→ **PROBLEM STATEMENT**
Omit the images, then output each of the records below exactly.

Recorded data
☆ ☆ ☆ ☆
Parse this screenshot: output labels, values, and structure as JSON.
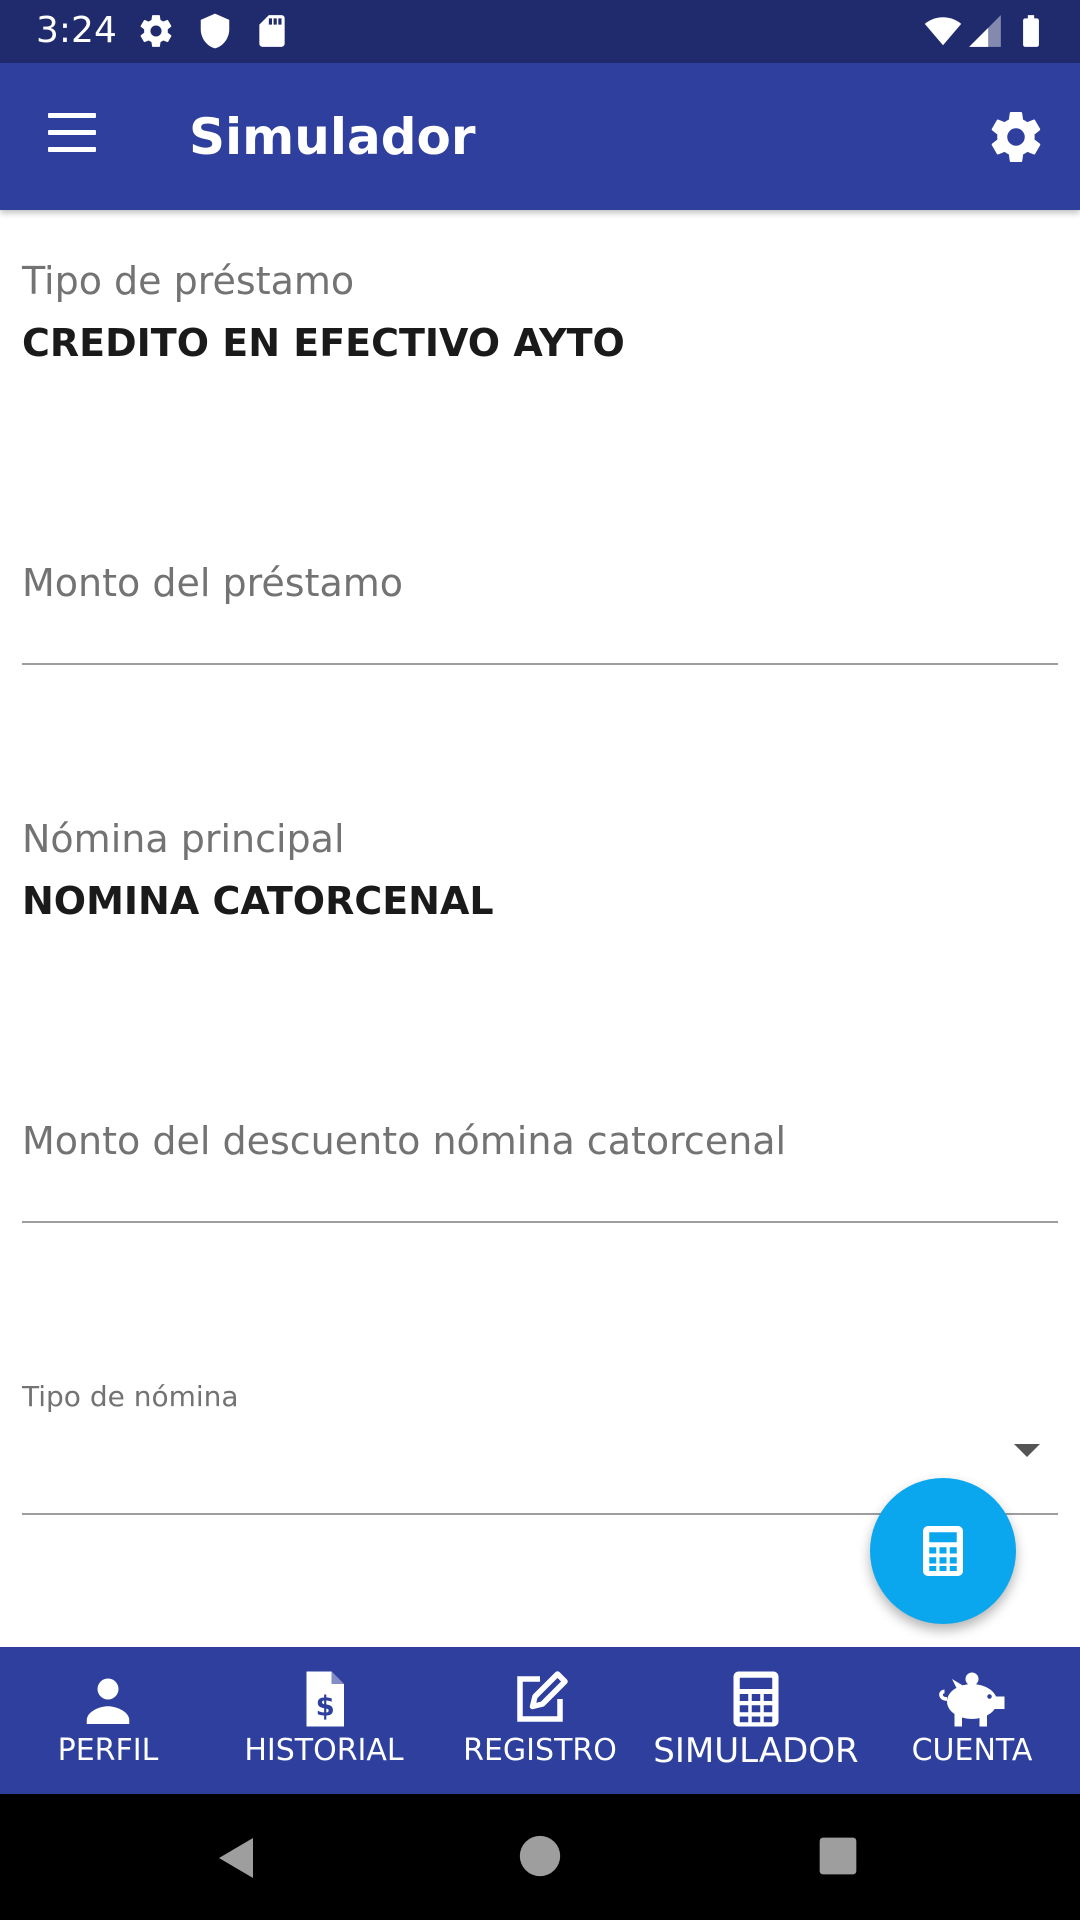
{
  "status_bar": {
    "time": "3:24",
    "left_icons": [
      "gear-icon",
      "shield-icon",
      "sd-card-icon"
    ],
    "right_icons": [
      "wifi-icon",
      "cell-signal-icon",
      "battery-icon"
    ]
  },
  "app_bar": {
    "title": "Simulador",
    "left_icon": "hamburger-menu-icon",
    "right_icon": "settings-icon",
    "background": "#2e3f9e"
  },
  "form": {
    "loan_type": {
      "label": "Tipo de préstamo",
      "value": "CREDITO EN EFECTIVO AYTO"
    },
    "loan_amount": {
      "placeholder": "Monto del préstamo",
      "value": ""
    },
    "main_payroll": {
      "label": "Nómina principal",
      "value": "NOMINA CATORCENAL"
    },
    "discount_amount": {
      "placeholder": "Monto del descuento nómina catorcenal",
      "value": ""
    },
    "payroll_type": {
      "label": "Tipo de nómina",
      "selected": ""
    }
  },
  "fab": {
    "icon": "calculator-icon",
    "color": "#0aa7ef"
  },
  "bottom_nav": {
    "items": [
      {
        "label": "PERFIL",
        "icon": "person-icon"
      },
      {
        "label": "HISTORIAL",
        "icon": "document-dollar-icon"
      },
      {
        "label": "REGISTRO",
        "icon": "edit-icon"
      },
      {
        "label": "SIMULADOR",
        "icon": "calculator-icon",
        "active": true
      },
      {
        "label": "CUENTA",
        "icon": "piggy-bank-icon"
      }
    ]
  },
  "system_nav": [
    "back-icon",
    "home-icon",
    "recents-icon"
  ]
}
☆ ☆ ☆ ☆
→ **OUTPUT FOR THIS TASK**
Parse this screenshot: output labels, values, and structure as JSON.
{
  "status_bar": {
    "time": "3:24",
    "left_icons": [
      "gear-icon",
      "shield-icon",
      "sd-card-icon"
    ],
    "right_icons": [
      "wifi-icon",
      "cell-signal-icon",
      "battery-icon"
    ]
  },
  "app_bar": {
    "title": "Simulador",
    "left_icon": "hamburger-menu-icon",
    "right_icon": "settings-icon",
    "background": "#2e3f9e"
  },
  "form": {
    "loan_type": {
      "label": "Tipo de préstamo",
      "value": "CREDITO EN EFECTIVO AYTO"
    },
    "loan_amount": {
      "placeholder": "Monto del préstamo",
      "value": ""
    },
    "main_payroll": {
      "label": "Nómina principal",
      "value": "NOMINA CATORCENAL"
    },
    "discount_amount": {
      "placeholder": "Monto del descuento nómina catorcenal",
      "value": ""
    },
    "payroll_type": {
      "label": "Tipo de nómina",
      "selected": ""
    }
  },
  "fab": {
    "icon": "calculator-icon",
    "color": "#0aa7ef"
  },
  "bottom_nav": {
    "items": [
      {
        "label": "PERFIL",
        "icon": "person-icon"
      },
      {
        "label": "HISTORIAL",
        "icon": "document-dollar-icon"
      },
      {
        "label": "REGISTRO",
        "icon": "edit-icon"
      },
      {
        "label": "SIMULADOR",
        "icon": "calculator-icon",
        "active": true
      },
      {
        "label": "CUENTA",
        "icon": "piggy-bank-icon"
      }
    ]
  },
  "system_nav": [
    "back-icon",
    "home-icon",
    "recents-icon"
  ]
}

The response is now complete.